Exercise
Write out every entry precisely as given, leaving the pictures out.

--- The input ---

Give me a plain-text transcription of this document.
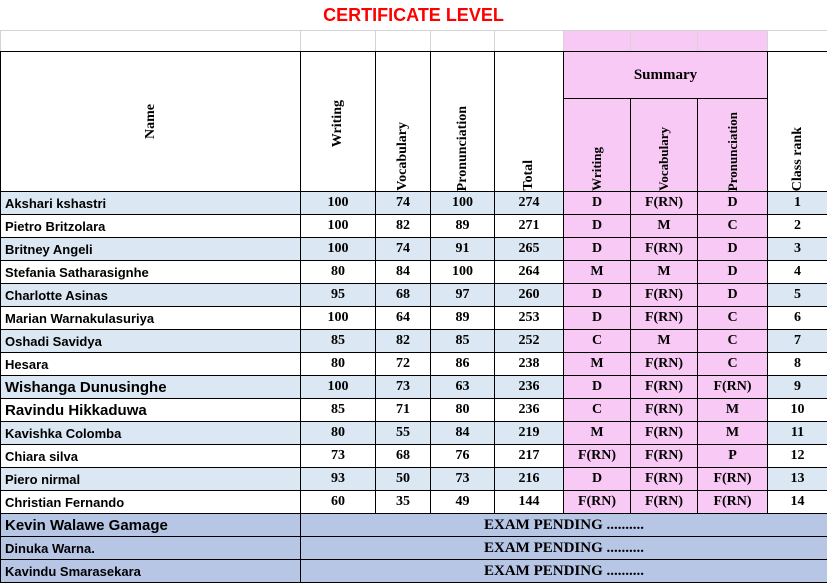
CERTIFICATE LEVEL

Name	Writing	Vocabulary	Pronunciation	Total	Summary			Class rank

					Writing	Vocabulary	Pronunciation	

Akshari kshastri	100	74	100	274	D	F(RN)	D	1
Pietro Britzolara	100	82	89	271	D	M	C	2
Britney Angeli	100	74	91	265	D	F(RN)	D	3
Stefania Satharasignhe	80	84	100	264	M	M	D	4
Charlotte Asinas	95	68	97	260	D	F(RN)	D	5
Marian Warnakulasuriya	100	64	89	253	D	F(RN)	C	6
Oshadi Savidya	85	82	85	252	C	M	C	7
Hesara	80	72	86	238	M	F(RN)	C	8
Wishanga Dunusinghe	100	73	63	236	D	F(RN)	F(RN)	9
Ravindu Hikkaduwa	85	71	80	236	C	F(RN)	M	10
Kavishka Colomba	80	55	84	219	M	F(RN)	M	11
Chiara silva	73	68	76	217	F(RN)	F(RN)	P	12
Piero nirmal	93	50	73	216	D	F(RN)	F(RN)	13
Christian Fernando	60	35	49	144	F(RN)	F(RN)	F(RN)	14
Kevin Walawe Gamage	EXAM PENDING ..........							
Dinuka Warna.	EXAM PENDING ..........							
Kavindu Smarasekara	EXAM PENDING ..........							
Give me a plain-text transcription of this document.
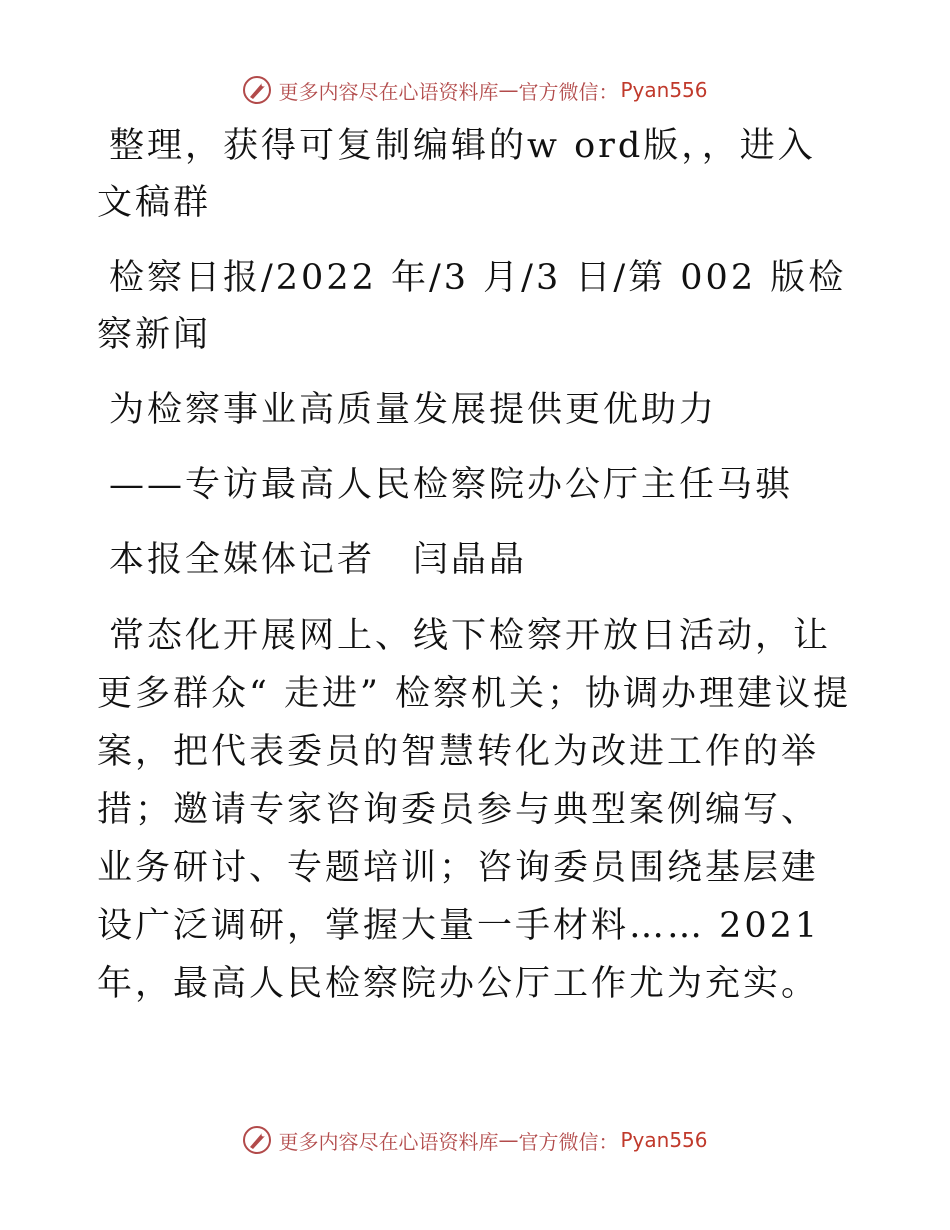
更多内容尽在心语资料库 — 官方微信： Pyan556

整理，获得可复制编辑的w ord版，，进入文稿群

检察日报/2022 年/3 月/3 日/第 002 版检察新闻

为检察事业高质量发展提供更优助力

——专访最高人民检察院办公厅主任马骐

本报全媒体记者　闫晶晶

常态化开展网上、线下检察开放日活动，让更多群众“ 走进” 检察机关；协调办理建议提案，把代表委员的智慧转化为改进工作的举措；邀请专家咨询委员参与典型案例编写、业务研讨、专题培训；咨询委员围绕基层建设广泛调研，掌握大量一手材料…… 2021 年，最高人民检察院办公厅工作尤为充实。

更多内容尽在心语资料库 — 官方微信： Pyan556
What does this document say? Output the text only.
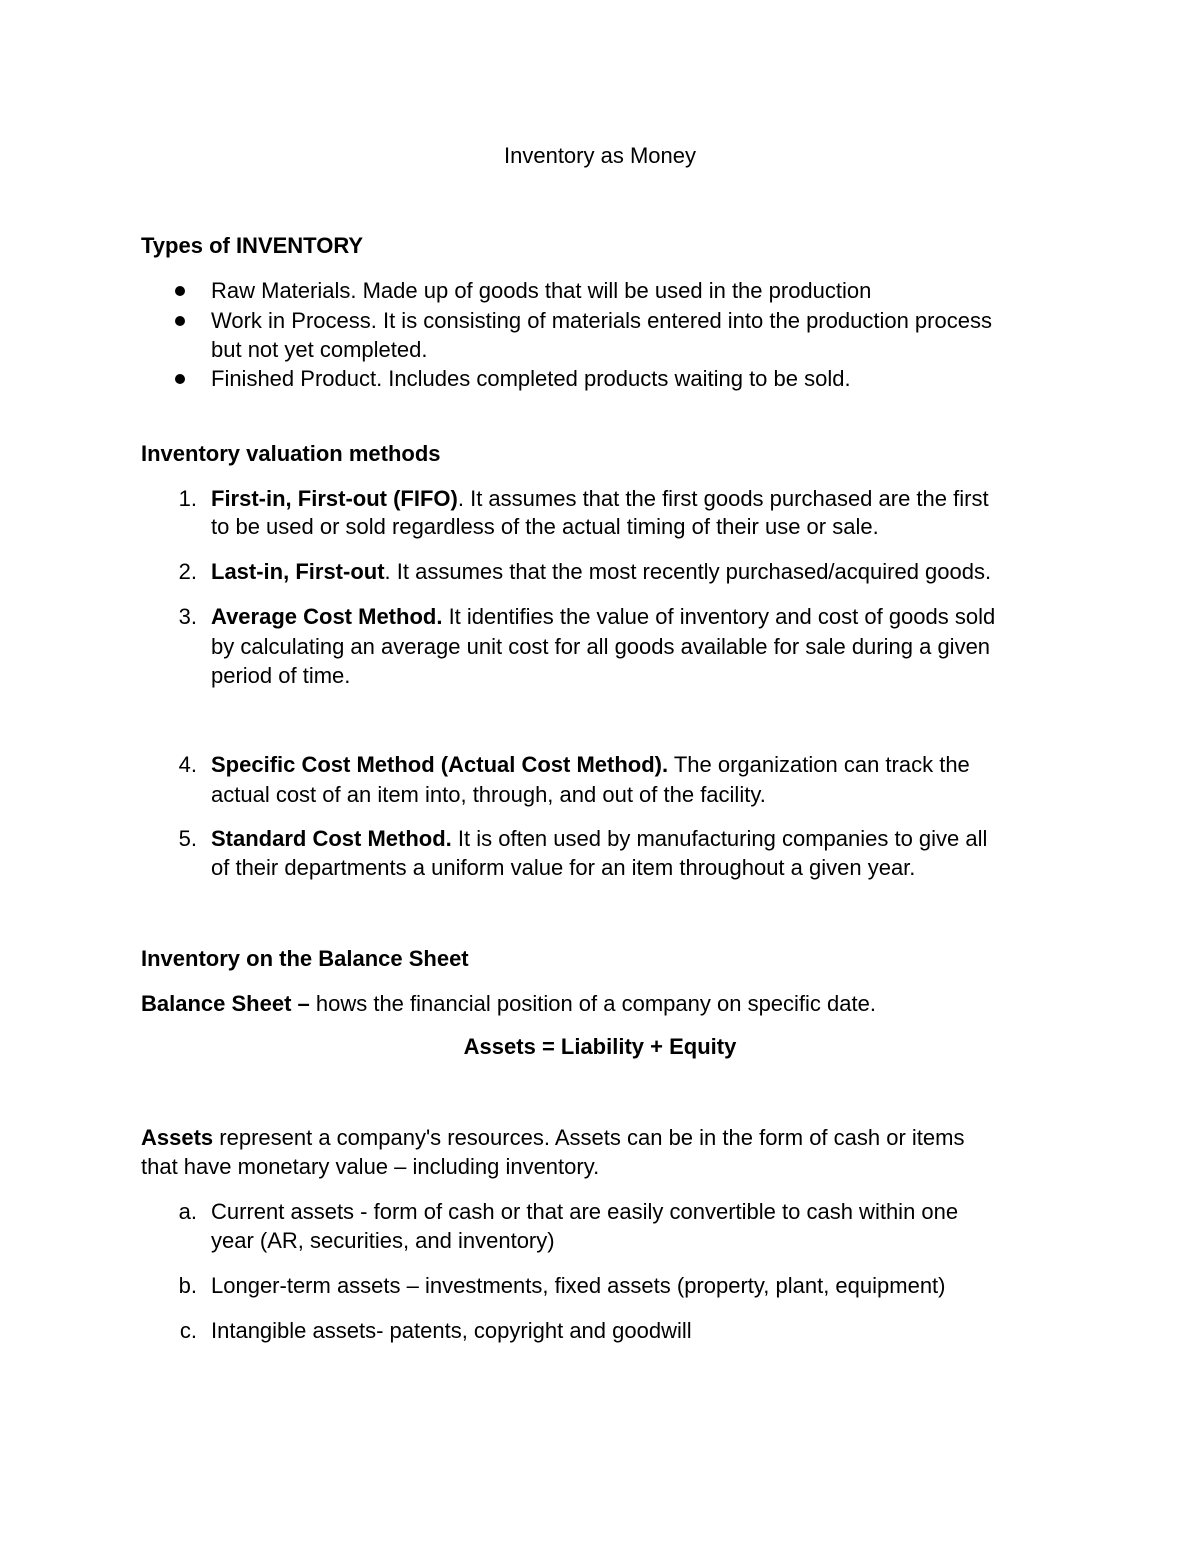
Inventory as Money

Types of INVENTORY

Raw Materials. Made up of goods that will be used in the production

Work in Process. It is consisting of materials entered into the production process

but not yet completed.

Finished Product. Includes completed products waiting to be sold.

Inventory valuation methods

1. First-in, First-out (FIFO). It assumes that the first goods purchased are the first

to be used or sold regardless of the actual timing of their use or sale.

2. Last-in, First-out. It assumes that the most recently purchased/acquired goods.

3. Average Cost Method. It identifies the value of inventory and cost of goods sold

by calculating an average unit cost for all goods available for sale during a given

period of time.

4. Specific Cost Method (Actual Cost Method). The organization can track the

actual cost of an item into, through, and out of the facility.

5. Standard Cost Method. It is often used by manufacturing companies to give all

of their departments a uniform value for an item throughout a given year.

Inventory on the Balance Sheet

Balance Sheet – hows the financial position of a company on specific date.

Assets = Liability + Equity

Assets represent a company's resources. Assets can be in the form of cash or items

that have monetary value – including inventory.

a. Current assets - form of cash or that are easily convertible to cash within one

year (AR, securities, and inventory)

b. Longer-term assets – investments, fixed assets (property, plant, equipment)

c. Intangible assets- patents, copyright and goodwill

---

Task response
Give me a plain-text transcription of this document.
CERTIFICATE LEVEL

Name	Writing	Vocabulary	Pronunciation	Total	Summary			Class rank

					Writing	Vocabulary	Pronunciation	

Akshari kshastri	100	74	100	274	D	F(RN)	D	1
Pietro Britzolara	100	82	89	271	D	M	C	2
Britney Angeli	100	74	91	265	D	F(RN)	D	3
Stefania Satharasignhe	80	84	100	264	M	M	D	4
Charlotte Asinas	95	68	97	260	D	F(RN)	D	5
Marian Warnakulasuriya	100	64	89	253	D	F(RN)	C	6
Oshadi Savidya	85	82	85	252	C	M	C	7
Hesara	80	72	86	238	M	F(RN)	C	8
Wishanga Dunusinghe	100	73	63	236	D	F(RN)	F(RN)	9
Ravindu Hikkaduwa	85	71	80	236	C	F(RN)	M	10
Kavishka Colomba	80	55	84	219	M	F(RN)	M	11
Chiara silva	73	68	76	217	F(RN)	F(RN)	P	12
Piero nirmal	93	50	73	216	D	F(RN)	F(RN)	13
Christian Fernando	60	35	49	144	F(RN)	F(RN)	F(RN)	14
Kevin Walawe Gamage	EXAM PENDING ..........							
Dinuka Warna.	EXAM PENDING ..........							
Kavindu Smarasekara	EXAM PENDING ..........							
Give me a plain-text transcription of this document.
更多内容尽在心语资料库 — 官方微信： Pyan556

整理，获得可复制编辑的w ord版，，进入文稿群

检察日报/2022 年/3 月/3 日/第 002 版检察新闻

为检察事业高质量发展提供更优助力

——专访最高人民检察院办公厅主任马骐

本报全媒体记者　闫晶晶

常态化开展网上、线下检察开放日活动，让更多群众“ 走进” 检察机关；协调办理建议提案，把代表委员的智慧转化为改进工作的举措；邀请专家咨询委员参与典型案例编写、业务研讨、专题培训；咨询委员围绕基层建设广泛调研，掌握大量一手材料…… 2021 年，最高人民检察院办公厅工作尤为充实。

更多内容尽在心语资料库 — 官方微信： Pyan556
What does this document say? Output the text only.
Inventory as Money

Types of INVENTORY

Raw Materials. Made up of goods that will be used in the production

Work in Process. It is consisting of materials entered into the production process

but not yet completed.

Finished Product. Includes completed products waiting to be sold.

Inventory valuation methods

1. First-in, First-out (FIFO). It assumes that the first goods purchased are the first

to be used or sold regardless of the actual timing of their use or sale.

2. Last-in, First-out. It assumes that the most recently purchased/acquired goods.

3. Average Cost Method. It identifies the value of inventory and cost of goods sold

by calculating an average unit cost for all goods available for sale during a given

period of time.

4. Specific Cost Method (Actual Cost Method). The organization can track the

actual cost of an item into, through, and out of the facility.

5. Standard Cost Method. It is often used by manufacturing companies to give all

of their departments a uniform value for an item throughout a given year.

Inventory on the Balance Sheet

Balance Sheet – hows the financial position of a company on specific date.

Assets = Liability + Equity

Assets represent a company's resources. Assets can be in the form of cash or items

that have monetary value – including inventory.

a. Current assets - form of cash or that are easily convertible to cash within one

year (AR, securities, and inventory)

b. Longer-term assets – investments, fixed assets (property, plant, equipment)

c. Intangible assets- patents, copyright and goodwill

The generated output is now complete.